Stored items:
-------------------------

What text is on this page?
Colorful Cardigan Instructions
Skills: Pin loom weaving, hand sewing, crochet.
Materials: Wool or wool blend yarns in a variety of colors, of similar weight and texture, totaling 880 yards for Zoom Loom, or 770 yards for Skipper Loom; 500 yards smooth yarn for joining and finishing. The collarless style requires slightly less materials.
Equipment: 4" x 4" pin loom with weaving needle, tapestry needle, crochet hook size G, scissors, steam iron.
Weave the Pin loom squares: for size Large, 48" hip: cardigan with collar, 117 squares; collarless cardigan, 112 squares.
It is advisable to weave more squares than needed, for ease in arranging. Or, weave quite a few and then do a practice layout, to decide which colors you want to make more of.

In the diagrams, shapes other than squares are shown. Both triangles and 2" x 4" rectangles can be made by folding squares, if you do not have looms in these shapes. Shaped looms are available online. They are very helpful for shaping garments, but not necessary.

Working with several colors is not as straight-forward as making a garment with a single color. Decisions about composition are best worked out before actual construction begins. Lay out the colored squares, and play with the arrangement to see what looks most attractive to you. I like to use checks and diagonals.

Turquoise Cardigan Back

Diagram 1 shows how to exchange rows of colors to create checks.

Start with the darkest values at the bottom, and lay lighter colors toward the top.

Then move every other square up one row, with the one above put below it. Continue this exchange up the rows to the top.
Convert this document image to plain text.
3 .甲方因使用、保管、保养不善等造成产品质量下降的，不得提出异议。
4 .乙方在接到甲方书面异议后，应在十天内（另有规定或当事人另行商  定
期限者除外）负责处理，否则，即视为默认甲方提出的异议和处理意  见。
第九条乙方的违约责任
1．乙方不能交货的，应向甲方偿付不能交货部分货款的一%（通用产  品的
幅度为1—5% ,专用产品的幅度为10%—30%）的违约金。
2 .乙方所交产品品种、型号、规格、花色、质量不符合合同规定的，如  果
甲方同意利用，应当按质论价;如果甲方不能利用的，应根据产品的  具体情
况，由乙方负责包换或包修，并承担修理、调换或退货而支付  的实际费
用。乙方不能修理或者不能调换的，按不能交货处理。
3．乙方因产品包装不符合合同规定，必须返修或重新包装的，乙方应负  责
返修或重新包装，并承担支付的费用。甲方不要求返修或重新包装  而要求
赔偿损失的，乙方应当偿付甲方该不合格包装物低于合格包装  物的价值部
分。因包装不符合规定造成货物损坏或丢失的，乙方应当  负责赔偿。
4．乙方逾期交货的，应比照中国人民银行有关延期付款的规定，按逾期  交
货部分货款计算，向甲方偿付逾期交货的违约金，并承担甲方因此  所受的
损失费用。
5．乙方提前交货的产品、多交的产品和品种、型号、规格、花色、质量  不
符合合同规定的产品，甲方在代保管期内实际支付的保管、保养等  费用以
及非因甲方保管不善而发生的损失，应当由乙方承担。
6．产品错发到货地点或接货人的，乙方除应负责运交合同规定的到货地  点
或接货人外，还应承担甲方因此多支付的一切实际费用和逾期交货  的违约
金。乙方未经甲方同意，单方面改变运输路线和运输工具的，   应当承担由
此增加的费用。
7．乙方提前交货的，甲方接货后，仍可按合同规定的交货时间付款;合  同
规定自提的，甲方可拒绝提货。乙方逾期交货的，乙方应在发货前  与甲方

-------------------------

**What the exercise asks**
Please restate the data word for word, every record included.

**Full solution**
What text is on this page?
Colorful Cardigan Instructions
Skills: Pin loom weaving, hand sewing, crochet.
Materials: Wool or wool blend yarns in a variety of colors, of similar weight and texture, totaling 880 yards for Zoom Loom, or 770 yards for Skipper Loom; 500 yards smooth yarn for joining and finishing. The collarless style requires slightly less materials.
Equipment: 4" x 4" pin loom with weaving needle, tapestry needle, crochet hook size G, scissors, steam iron.
Weave the Pin loom squares: for size Large, 48" hip: cardigan with collar, 117 squares; collarless cardigan, 112 squares.
It is advisable to weave more squares than needed, for ease in arranging. Or, weave quite a few and then do a practice layout, to decide which colors you want to make more of.

In the diagrams, shapes other than squares are shown. Both triangles and 2" x 4" rectangles can be made by folding squares, if you do not have looms in these shapes. Shaped looms are available online. They are very helpful for shaping garments, but not necessary.

Working with several colors is not as straight-forward as making a garment with a single color. Decisions about composition are best worked out before actual construction begins. Lay out the colored squares, and play with the arrangement to see what looks most attractive to you. I like to use checks and diagonals.

Turquoise Cardigan Back

Diagram 1 shows how to exchange rows of colors to create checks.

Start with the darkest values at the bottom, and lay lighter colors toward the top.

Then move every other square up one row, with the one above put below it. Continue this exchange up the rows to the top.
Convert this document image to plain text.
3 .甲方因使用、保管、保养不善等造成产品质量下降的，不得提出异议。
4 .乙方在接到甲方书面异议后，应在十天内（另有规定或当事人另行商  定
期限者除外）负责处理，否则，即视为默认甲方提出的异议和处理意  见。
第九条乙方的违约责任
1．乙方不能交货的，应向甲方偿付不能交货部分货款的一%（通用产  品的
幅度为1—5% ,专用产品的幅度为10%—30%）的违约金。
2 .乙方所交产品品种、型号、规格、花色、质量不符合合同规定的，如  果
甲方同意利用，应当按质论价;如果甲方不能利用的，应根据产品的  具体情
况，由乙方负责包换或包修，并承担修理、调换或退货而支付  的实际费
用。乙方不能修理或者不能调换的，按不能交货处理。
3．乙方因产品包装不符合合同规定，必须返修或重新包装的，乙方应负  责
返修或重新包装，并承担支付的费用。甲方不要求返修或重新包装  而要求
赔偿损失的，乙方应当偿付甲方该不合格包装物低于合格包装  物的价值部
分。因包装不符合规定造成货物损坏或丢失的，乙方应当  负责赔偿。
4．乙方逾期交货的，应比照中国人民银行有关延期付款的规定，按逾期  交
货部分货款计算，向甲方偿付逾期交货的违约金，并承担甲方因此  所受的
损失费用。
5．乙方提前交货的产品、多交的产品和品种、型号、规格、花色、质量  不
符合合同规定的产品，甲方在代保管期内实际支付的保管、保养等  费用以
及非因甲方保管不善而发生的损失，应当由乙方承担。
6．产品错发到货地点或接货人的，乙方除应负责运交合同规定的到货地  点
或接货人外，还应承担甲方因此多支付的一切实际费用和逾期交货  的违约
金。乙方未经甲方同意，单方面改变运输路线和运输工具的，   应当承担由
此增加的费用。
7．乙方提前交货的，甲方接货后，仍可按合同规定的交货时间付款;合  同
规定自提的，甲方可拒绝提货。乙方逾期交货的，乙方应在发货前  与甲方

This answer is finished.